The exercise
Print all entries precisely as they are written.

Data in this exercise
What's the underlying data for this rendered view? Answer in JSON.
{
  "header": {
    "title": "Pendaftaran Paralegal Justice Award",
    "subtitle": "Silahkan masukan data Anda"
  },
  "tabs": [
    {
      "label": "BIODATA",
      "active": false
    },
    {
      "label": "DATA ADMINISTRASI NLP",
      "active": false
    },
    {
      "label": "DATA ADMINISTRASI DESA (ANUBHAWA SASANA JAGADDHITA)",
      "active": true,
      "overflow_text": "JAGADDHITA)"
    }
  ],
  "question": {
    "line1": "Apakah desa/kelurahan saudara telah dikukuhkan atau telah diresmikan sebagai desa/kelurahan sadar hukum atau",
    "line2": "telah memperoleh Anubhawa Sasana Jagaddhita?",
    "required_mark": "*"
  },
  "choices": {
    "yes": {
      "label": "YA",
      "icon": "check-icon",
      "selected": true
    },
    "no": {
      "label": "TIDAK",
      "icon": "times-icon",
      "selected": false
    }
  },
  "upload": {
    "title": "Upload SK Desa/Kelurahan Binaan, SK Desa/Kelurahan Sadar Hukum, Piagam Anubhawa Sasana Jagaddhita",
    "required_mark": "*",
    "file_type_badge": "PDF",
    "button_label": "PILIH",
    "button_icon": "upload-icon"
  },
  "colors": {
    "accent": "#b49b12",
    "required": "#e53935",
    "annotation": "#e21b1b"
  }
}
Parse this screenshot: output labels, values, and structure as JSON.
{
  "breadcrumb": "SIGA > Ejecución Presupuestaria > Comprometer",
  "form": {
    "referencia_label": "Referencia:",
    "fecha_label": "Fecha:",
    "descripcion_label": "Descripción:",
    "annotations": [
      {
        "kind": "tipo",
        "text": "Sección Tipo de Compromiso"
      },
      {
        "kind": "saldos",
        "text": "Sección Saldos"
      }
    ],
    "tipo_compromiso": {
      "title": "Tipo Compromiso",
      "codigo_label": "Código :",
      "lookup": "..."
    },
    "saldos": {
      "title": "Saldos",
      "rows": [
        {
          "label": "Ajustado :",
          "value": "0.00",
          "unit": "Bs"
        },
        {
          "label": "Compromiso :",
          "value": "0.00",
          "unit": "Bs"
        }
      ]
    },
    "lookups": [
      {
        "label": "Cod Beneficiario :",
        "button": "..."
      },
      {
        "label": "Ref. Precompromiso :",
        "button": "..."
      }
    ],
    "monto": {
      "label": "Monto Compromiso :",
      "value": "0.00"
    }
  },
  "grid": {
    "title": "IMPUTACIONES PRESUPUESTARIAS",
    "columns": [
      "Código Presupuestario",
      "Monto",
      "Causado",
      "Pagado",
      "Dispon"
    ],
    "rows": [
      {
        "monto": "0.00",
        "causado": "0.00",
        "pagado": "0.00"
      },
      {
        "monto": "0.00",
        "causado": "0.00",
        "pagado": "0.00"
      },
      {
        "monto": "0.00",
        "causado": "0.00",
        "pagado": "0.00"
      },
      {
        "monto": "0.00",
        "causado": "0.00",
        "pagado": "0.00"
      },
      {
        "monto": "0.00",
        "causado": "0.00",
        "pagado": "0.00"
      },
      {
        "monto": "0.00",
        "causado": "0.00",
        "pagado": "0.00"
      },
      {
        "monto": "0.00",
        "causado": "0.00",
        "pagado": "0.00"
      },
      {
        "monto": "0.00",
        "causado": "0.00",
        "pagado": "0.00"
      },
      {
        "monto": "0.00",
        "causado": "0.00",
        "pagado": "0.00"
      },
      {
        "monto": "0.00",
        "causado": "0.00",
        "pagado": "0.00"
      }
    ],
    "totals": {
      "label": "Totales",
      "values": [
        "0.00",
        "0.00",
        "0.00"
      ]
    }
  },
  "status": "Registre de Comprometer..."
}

Completed task
What's the underlying data for this rendered view? Answer in JSON.
{
  "header": {
    "title": "Pendaftaran Paralegal Justice Award",
    "subtitle": "Silahkan masukan data Anda"
  },
  "tabs": [
    {
      "label": "BIODATA",
      "active": false
    },
    {
      "label": "DATA ADMINISTRASI NLP",
      "active": false
    },
    {
      "label": "DATA ADMINISTRASI DESA (ANUBHAWA SASANA JAGADDHITA)",
      "active": true,
      "overflow_text": "JAGADDHITA)"
    }
  ],
  "question": {
    "line1": "Apakah desa/kelurahan saudara telah dikukuhkan atau telah diresmikan sebagai desa/kelurahan sadar hukum atau",
    "line2": "telah memperoleh Anubhawa Sasana Jagaddhita?",
    "required_mark": "*"
  },
  "choices": {
    "yes": {
      "label": "YA",
      "icon": "check-icon",
      "selected": true
    },
    "no": {
      "label": "TIDAK",
      "icon": "times-icon",
      "selected": false
    }
  },
  "upload": {
    "title": "Upload SK Desa/Kelurahan Binaan, SK Desa/Kelurahan Sadar Hukum, Piagam Anubhawa Sasana Jagaddhita",
    "required_mark": "*",
    "file_type_badge": "PDF",
    "button_label": "PILIH",
    "button_icon": "upload-icon"
  },
  "colors": {
    "accent": "#b49b12",
    "required": "#e53935",
    "annotation": "#e21b1b"
  }
}
Parse this screenshot: output labels, values, and structure as JSON.
{
  "breadcrumb": "SIGA > Ejecución Presupuestaria > Comprometer",
  "form": {
    "referencia_label": "Referencia:",
    "fecha_label": "Fecha:",
    "descripcion_label": "Descripción:",
    "annotations": [
      {
        "kind": "tipo",
        "text": "Sección Tipo de Compromiso"
      },
      {
        "kind": "saldos",
        "text": "Sección Saldos"
      }
    ],
    "tipo_compromiso": {
      "title": "Tipo Compromiso",
      "codigo_label": "Código :",
      "lookup": "..."
    },
    "saldos": {
      "title": "Saldos",
      "rows": [
        {
          "label": "Ajustado :",
          "value": "0.00",
          "unit": "Bs"
        },
        {
          "label": "Compromiso :",
          "value": "0.00",
          "unit": "Bs"
        }
      ]
    },
    "lookups": [
      {
        "label": "Cod Beneficiario :",
        "button": "..."
      },
      {
        "label": "Ref. Precompromiso :",
        "button": "..."
      }
    ],
    "monto": {
      "label": "Monto Compromiso :",
      "value": "0.00"
    }
  },
  "grid": {
    "title": "IMPUTACIONES PRESUPUESTARIAS",
    "columns": [
      "Código Presupuestario",
      "Monto",
      "Causado",
      "Pagado",
      "Dispon"
    ],
    "rows": [
      {
        "monto": "0.00",
        "causado": "0.00",
        "pagado": "0.00"
      },
      {
        "monto": "0.00",
        "causado": "0.00",
        "pagado": "0.00"
      },
      {
        "monto": "0.00",
        "causado": "0.00",
        "pagado": "0.00"
      },
      {
        "monto": "0.00",
        "causado": "0.00",
        "pagado": "0.00"
      },
      {
        "monto": "0.00",
        "causado": "0.00",
        "pagado": "0.00"
      },
      {
        "monto": "0.00",
        "causado": "0.00",
        "pagado": "0.00"
      },
      {
        "monto": "0.00",
        "causado": "0.00",
        "pagado": "0.00"
      },
      {
        "monto": "0.00",
        "causado": "0.00",
        "pagado": "0.00"
      },
      {
        "monto": "0.00",
        "causado": "0.00",
        "pagado": "0.00"
      },
      {
        "monto": "0.00",
        "causado": "0.00",
        "pagado": "0.00"
      }
    ],
    "totals": {
      "label": "Totales",
      "values": [
        "0.00",
        "0.00",
        "0.00"
      ]
    }
  },
  "status": "Registre de Comprometer..."
}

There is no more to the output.